====== PROVIDED RECORDS ======

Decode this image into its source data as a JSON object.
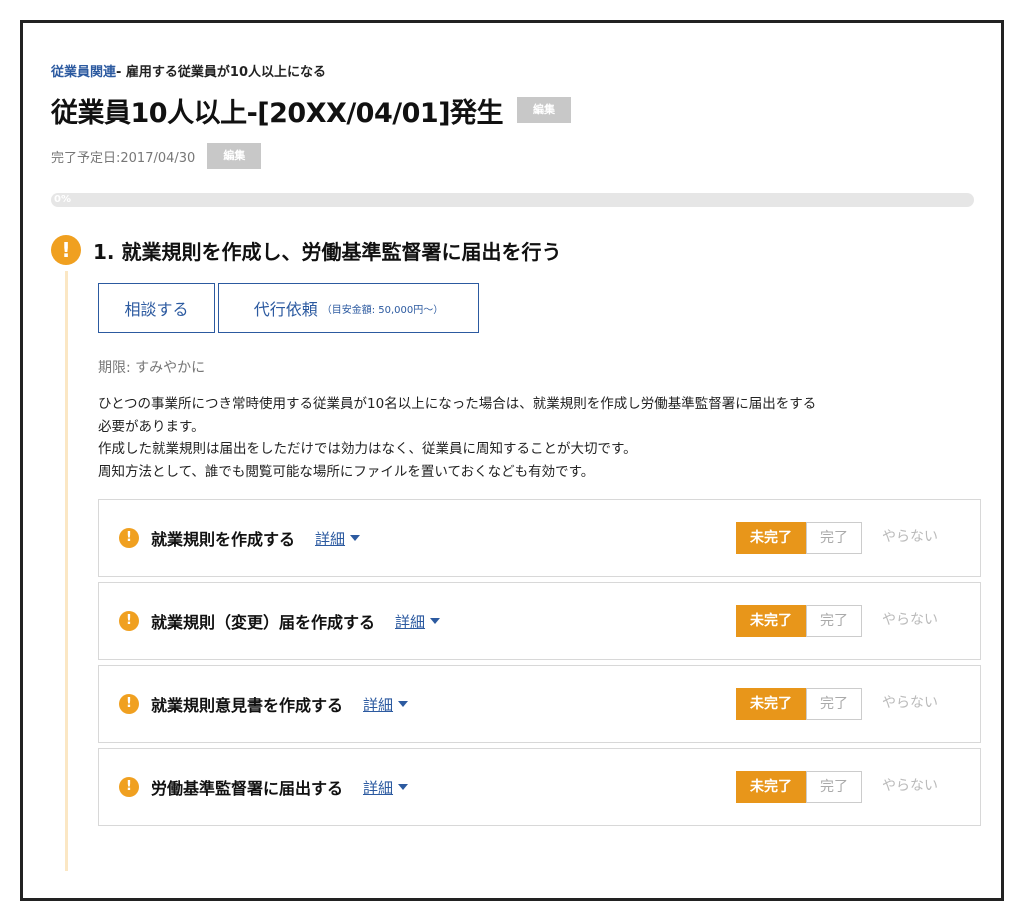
{
  "breadcrumb": {
    "link": "従業員関連",
    "rest": "- 雇用する従業員が10人以上になる"
  },
  "header": {
    "title": "従業員10人以上-[20XX/04/01]発生",
    "edit_label": "編集"
  },
  "due": {
    "text": "完了予定日:2017/04/30",
    "edit_label": "編集"
  },
  "progress": {
    "label": "0%",
    "value": 0
  },
  "section": {
    "title": "1. 就業規則を作成し、労働基準監督署に届出を行う",
    "consult_label": "相談する",
    "proxy_label": "代行依頼",
    "proxy_sub": "（目安金額: 50,000円〜）",
    "deadline": "期限: すみやかに",
    "description": [
      "ひとつの事業所につき常時使用する従業員が10名以上になった場合は、就業規則を作成し労働基準監督署に届出をする",
      "必要があります。",
      "作成した就業規則は届出をしただけでは効力はなく、従業員に周知することが大切です。",
      "周知方法として、誰でも閲覧可能な場所にファイルを置いておくなども有効です。"
    ]
  },
  "tasks": [
    {
      "label": "就業規則を作成する",
      "detail": "詳細",
      "incomplete": "未完了",
      "complete": "完了",
      "skip": "やらない"
    },
    {
      "label": "就業規則（変更）届を作成する",
      "detail": "詳細",
      "incomplete": "未完了",
      "complete": "完了",
      "skip": "やらない"
    },
    {
      "label": "就業規則意見書を作成する",
      "detail": "詳細",
      "incomplete": "未完了",
      "complete": "完了",
      "skip": "やらない"
    },
    {
      "label": "労働基準監督署に届出する",
      "detail": "詳細",
      "incomplete": "未完了",
      "complete": "完了",
      "skip": "やらない"
    }
  ],
  "colors": {
    "accent": "#e8961a",
    "link": "#2c5aa0",
    "edit_bg": "#c8c8c8",
    "progress_track": "#e6e6e6"
  },
  "icons": {
    "warning": "exclamation-circle-icon",
    "detail": "caret-down-icon"
  }
}
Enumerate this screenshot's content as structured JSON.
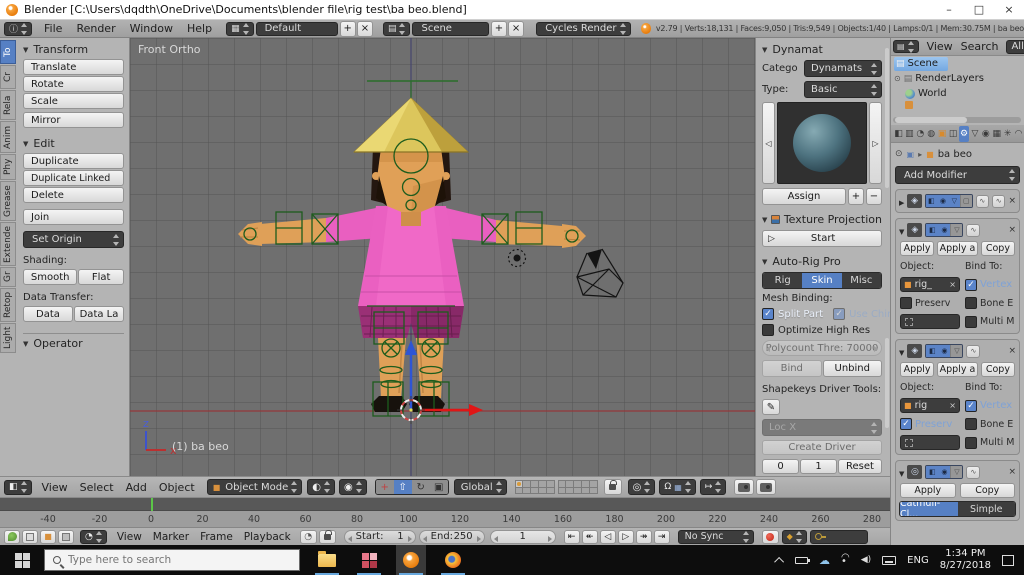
{
  "titlebar": {
    "title": "Blender [C:\\Users\\dqdth\\OneDrive\\Documents\\blender file\\rig test\\ba beo.blend]",
    "minimize": "–",
    "maximize": "□",
    "close": "×"
  },
  "info_header": {
    "menus": [
      "File",
      "Render",
      "Window",
      "Help"
    ],
    "layout_name": "Default",
    "scene_name": "Scene",
    "engine": "Cycles Render",
    "stats": "v2.79 | Verts:18,131 | Faces:9,050 | Tris:9,549 | Objects:1/40 | Lamps:0/1 | Mem:30.75M | ba beo"
  },
  "tool_shelf": {
    "tabs": [
      "To",
      "Cr",
      "Rela",
      "Anim",
      "Phy",
      "Grease",
      "Extende",
      "Gr",
      "Retop",
      "Light"
    ],
    "transform": {
      "title": "Transform",
      "translate": "Translate",
      "rotate": "Rotate",
      "scale": "Scale",
      "mirror": "Mirror"
    },
    "edit": {
      "title": "Edit",
      "duplicate": "Duplicate",
      "duplicate_linked": "Duplicate Linked",
      "delete": "Delete",
      "join": "Join",
      "set_origin": "Set Origin",
      "shading_label": "Shading:",
      "smooth": "Smooth",
      "flat": "Flat",
      "data_transfer_label": "Data Transfer:",
      "data": "Data",
      "data_la": "Data La"
    },
    "operator": "Operator"
  },
  "viewport": {
    "view_label": "Front Ortho",
    "object_label": "(1) ba beo",
    "axis_z": "z",
    "axis_x": "x"
  },
  "n_shelf": {
    "dynamat": {
      "title": "Dynamat",
      "category_label": "Catego",
      "category_value": "Dynamats",
      "type_label": "Type:",
      "type_value": "Basic",
      "assign": "Assign"
    },
    "texture_projection": {
      "title": "Texture Projection",
      "start": "Start"
    },
    "auto_rig": {
      "title": "Auto-Rig Pro",
      "tab_rig": "Rig",
      "tab_skin": "Skin",
      "tab_misc": "Misc",
      "mesh_binding_label": "Mesh Binding:",
      "split_part": "Split Part",
      "use_chin": "Use Chin",
      "optimize": "Optimize High Res",
      "polycount": "Polycount Thre: 70000",
      "bind": "Bind",
      "unbind": "Unbind",
      "shapekeys_label": "Shapekeys Driver Tools:",
      "driver_channel": "Loc X",
      "create_driver": "Create Driver",
      "val_zero": "0",
      "val_one": "1",
      "reset": "Reset"
    }
  },
  "outliner": {
    "view": "View",
    "search": "Search",
    "scope": "All Sc",
    "items": [
      "Scene",
      "RenderLayers",
      "World"
    ]
  },
  "properties": {
    "breadcrumb_object": "ba beo",
    "add_modifier": "Add Modifier",
    "mod_a": {
      "apply": "Apply",
      "apply_as": "Apply a",
      "copy": "Copy",
      "object_label": "Object:",
      "bind_label": "Bind To:",
      "object_value": "rig_",
      "vertex": "Vertex",
      "preserve": "Preserv",
      "bone": "Bone E",
      "multi": "Multi M"
    },
    "mod_b": {
      "apply": "Apply",
      "apply_as": "Apply a",
      "copy": "Copy",
      "object_label": "Object:",
      "bind_label": "Bind To:",
      "object_value": "rig",
      "vertex": "Vertex",
      "preserve": "Preserv",
      "bone": "Bone E",
      "multi": "Multi M"
    },
    "mod_c": {
      "apply": "Apply",
      "copy": "Copy",
      "subdiv_type_a": "Catmull-Cl...",
      "subdiv_type_b": "Simple"
    }
  },
  "view3d_header": {
    "menus": [
      "View",
      "Select",
      "Add",
      "Object"
    ],
    "mode": "Object Mode",
    "orientation": "Global"
  },
  "timeline": {
    "ruler": [
      "-40",
      "-20",
      "0",
      "20",
      "40",
      "60",
      "80",
      "100",
      "120",
      "140",
      "160",
      "180",
      "200",
      "220",
      "240",
      "260",
      "280"
    ],
    "menus": [
      "View",
      "Marker",
      "Frame",
      "Playback"
    ],
    "start_label": "Start:",
    "start_value": "1",
    "end_label": "End:",
    "end_value": "250",
    "current_frame": "1",
    "sync": "No Sync"
  },
  "taskbar": {
    "search_placeholder": "Type here to search",
    "language": "ENG",
    "time": "1:34 PM",
    "date": "8/27/2018"
  },
  "icons": {
    "props_tabs": [
      "◧",
      "▥",
      "◔",
      "◍",
      "▣",
      "◫",
      "⚙",
      "▽",
      "◉",
      "▦",
      "✳",
      "◠"
    ],
    "arrow_left": "◁",
    "arrow_right": "▷",
    "plus": "+",
    "minus": "−",
    "play": "▷",
    "close": "×",
    "toggles": [
      "◧",
      "◉",
      "▽",
      "▢"
    ],
    "mod_deform": "◈",
    "mod_subsurf": "◎",
    "eyedropper": "✎",
    "pin": "⊙",
    "crumb_arrow": "▸",
    "expander": "⊙",
    "editor_info": "ⓘ",
    "editor_view3d": "◧",
    "editor_timeline": "◔",
    "editor_outliner": "▤",
    "grid": "▦",
    "image": "▤",
    "cube": "■",
    "shading_sphere": "◐",
    "pivot": "◉",
    "manip_axes": "+",
    "manip_translate": "⇧",
    "manip_rotate": "↻",
    "manip_scale": "▣",
    "prop_edit": "◎",
    "magnet": "Ω",
    "snap_target": "↦",
    "jump_start": "⇤",
    "prev_key": "↞",
    "play_rev": "◁",
    "play_fwd": "▷",
    "next_key": "↠",
    "jump_end": "⇥",
    "keying_dot": "◆",
    "clock": "◔"
  }
}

======

▸ **DO THIS**: Write the entries above out again exactly, but not the pictures.

▸ **FINISHED EXERCISE**:
Decode this image into its source data as a JSON object.
{
  "breadcrumb": {
    "link": "従業員関連",
    "rest": "- 雇用する従業員が10人以上になる"
  },
  "header": {
    "title": "従業員10人以上-[20XX/04/01]発生",
    "edit_label": "編集"
  },
  "due": {
    "text": "完了予定日:2017/04/30",
    "edit_label": "編集"
  },
  "progress": {
    "label": "0%",
    "value": 0
  },
  "section": {
    "title": "1. 就業規則を作成し、労働基準監督署に届出を行う",
    "consult_label": "相談する",
    "proxy_label": "代行依頼",
    "proxy_sub": "（目安金額: 50,000円〜）",
    "deadline": "期限: すみやかに",
    "description": [
      "ひとつの事業所につき常時使用する従業員が10名以上になった場合は、就業規則を作成し労働基準監督署に届出をする",
      "必要があります。",
      "作成した就業規則は届出をしただけでは効力はなく、従業員に周知することが大切です。",
      "周知方法として、誰でも閲覧可能な場所にファイルを置いておくなども有効です。"
    ]
  },
  "tasks": [
    {
      "label": "就業規則を作成する",
      "detail": "詳細",
      "incomplete": "未完了",
      "complete": "完了",
      "skip": "やらない"
    },
    {
      "label": "就業規則（変更）届を作成する",
      "detail": "詳細",
      "incomplete": "未完了",
      "complete": "完了",
      "skip": "やらない"
    },
    {
      "label": "就業規則意見書を作成する",
      "detail": "詳細",
      "incomplete": "未完了",
      "complete": "完了",
      "skip": "やらない"
    },
    {
      "label": "労働基準監督署に届出する",
      "detail": "詳細",
      "incomplete": "未完了",
      "complete": "完了",
      "skip": "やらない"
    }
  ],
  "colors": {
    "accent": "#e8961a",
    "link": "#2c5aa0",
    "edit_bg": "#c8c8c8",
    "progress_track": "#e6e6e6"
  },
  "icons": {
    "warning": "exclamation-circle-icon",
    "detail": "caret-down-icon"
  }
}
Enumerate this screenshot's content as structured JSON.
{
  "titlebar": {
    "title": "Blender [C:\\Users\\dqdth\\OneDrive\\Documents\\blender file\\rig test\\ba beo.blend]",
    "minimize": "–",
    "maximize": "□",
    "close": "×"
  },
  "info_header": {
    "menus": [
      "File",
      "Render",
      "Window",
      "Help"
    ],
    "layout_name": "Default",
    "scene_name": "Scene",
    "engine": "Cycles Render",
    "stats": "v2.79 | Verts:18,131 | Faces:9,050 | Tris:9,549 | Objects:1/40 | Lamps:0/1 | Mem:30.75M | ba beo"
  },
  "tool_shelf": {
    "tabs": [
      "To",
      "Cr",
      "Rela",
      "Anim",
      "Phy",
      "Grease",
      "Extende",
      "Gr",
      "Retop",
      "Light"
    ],
    "transform": {
      "title": "Transform",
      "translate": "Translate",
      "rotate": "Rotate",
      "scale": "Scale",
      "mirror": "Mirror"
    },
    "edit": {
      "title": "Edit",
      "duplicate": "Duplicate",
      "duplicate_linked": "Duplicate Linked",
      "delete": "Delete",
      "join": "Join",
      "set_origin": "Set Origin",
      "shading_label": "Shading:",
      "smooth": "Smooth",
      "flat": "Flat",
      "data_transfer_label": "Data Transfer:",
      "data": "Data",
      "data_la": "Data La"
    },
    "operator": "Operator"
  },
  "viewport": {
    "view_label": "Front Ortho",
    "object_label": "(1) ba beo",
    "axis_z": "z",
    "axis_x": "x"
  },
  "n_shelf": {
    "dynamat": {
      "title": "Dynamat",
      "category_label": "Catego",
      "category_value": "Dynamats",
      "type_label": "Type:",
      "type_value": "Basic",
      "assign": "Assign"
    },
    "texture_projection": {
      "title": "Texture Projection",
      "start": "Start"
    },
    "auto_rig": {
      "title": "Auto-Rig Pro",
      "tab_rig": "Rig",
      "tab_skin": "Skin",
      "tab_misc": "Misc",
      "mesh_binding_label": "Mesh Binding:",
      "split_part": "Split Part",
      "use_chin": "Use Chin",
      "optimize": "Optimize High Res",
      "polycount": "Polycount Thre: 70000",
      "bind": "Bind",
      "unbind": "Unbind",
      "shapekeys_label": "Shapekeys Driver Tools:",
      "driver_channel": "Loc X",
      "create_driver": "Create Driver",
      "val_zero": "0",
      "val_one": "1",
      "reset": "Reset"
    }
  },
  "outliner": {
    "view": "View",
    "search": "Search",
    "scope": "All Sc",
    "items": [
      "Scene",
      "RenderLayers",
      "World"
    ]
  },
  "properties": {
    "breadcrumb_object": "ba beo",
    "add_modifier": "Add Modifier",
    "mod_a": {
      "apply": "Apply",
      "apply_as": "Apply a",
      "copy": "Copy",
      "object_label": "Object:",
      "bind_label": "Bind To:",
      "object_value": "rig_",
      "vertex": "Vertex",
      "preserve": "Preserv",
      "bone": "Bone E",
      "multi": "Multi M"
    },
    "mod_b": {
      "apply": "Apply",
      "apply_as": "Apply a",
      "copy": "Copy",
      "object_label": "Object:",
      "bind_label": "Bind To:",
      "object_value": "rig",
      "vertex": "Vertex",
      "preserve": "Preserv",
      "bone": "Bone E",
      "multi": "Multi M"
    },
    "mod_c": {
      "apply": "Apply",
      "copy": "Copy",
      "subdiv_type_a": "Catmull-Cl...",
      "subdiv_type_b": "Simple"
    }
  },
  "view3d_header": {
    "menus": [
      "View",
      "Select",
      "Add",
      "Object"
    ],
    "mode": "Object Mode",
    "orientation": "Global"
  },
  "timeline": {
    "ruler": [
      "-40",
      "-20",
      "0",
      "20",
      "40",
      "60",
      "80",
      "100",
      "120",
      "140",
      "160",
      "180",
      "200",
      "220",
      "240",
      "260",
      "280"
    ],
    "menus": [
      "View",
      "Marker",
      "Frame",
      "Playback"
    ],
    "start_label": "Start:",
    "start_value": "1",
    "end_label": "End:",
    "end_value": "250",
    "current_frame": "1",
    "sync": "No Sync"
  },
  "taskbar": {
    "search_placeholder": "Type here to search",
    "language": "ENG",
    "time": "1:34 PM",
    "date": "8/27/2018"
  },
  "icons": {
    "props_tabs": [
      "◧",
      "▥",
      "◔",
      "◍",
      "▣",
      "◫",
      "⚙",
      "▽",
      "◉",
      "▦",
      "✳",
      "◠"
    ],
    "arrow_left": "◁",
    "arrow_right": "▷",
    "plus": "+",
    "minus": "−",
    "play": "▷",
    "close": "×",
    "toggles": [
      "◧",
      "◉",
      "▽",
      "▢"
    ],
    "mod_deform": "◈",
    "mod_subsurf": "◎",
    "eyedropper": "✎",
    "pin": "⊙",
    "crumb_arrow": "▸",
    "expander": "⊙",
    "editor_info": "ⓘ",
    "editor_view3d": "◧",
    "editor_timeline": "◔",
    "editor_outliner": "▤",
    "grid": "▦",
    "image": "▤",
    "cube": "■",
    "shading_sphere": "◐",
    "pivot": "◉",
    "manip_axes": "+",
    "manip_translate": "⇧",
    "manip_rotate": "↻",
    "manip_scale": "▣",
    "prop_edit": "◎",
    "magnet": "Ω",
    "snap_target": "↦",
    "jump_start": "⇤",
    "prev_key": "↞",
    "play_rev": "◁",
    "play_fwd": "▷",
    "next_key": "↠",
    "jump_end": "⇥",
    "keying_dot": "◆",
    "clock": "◔"
  }
}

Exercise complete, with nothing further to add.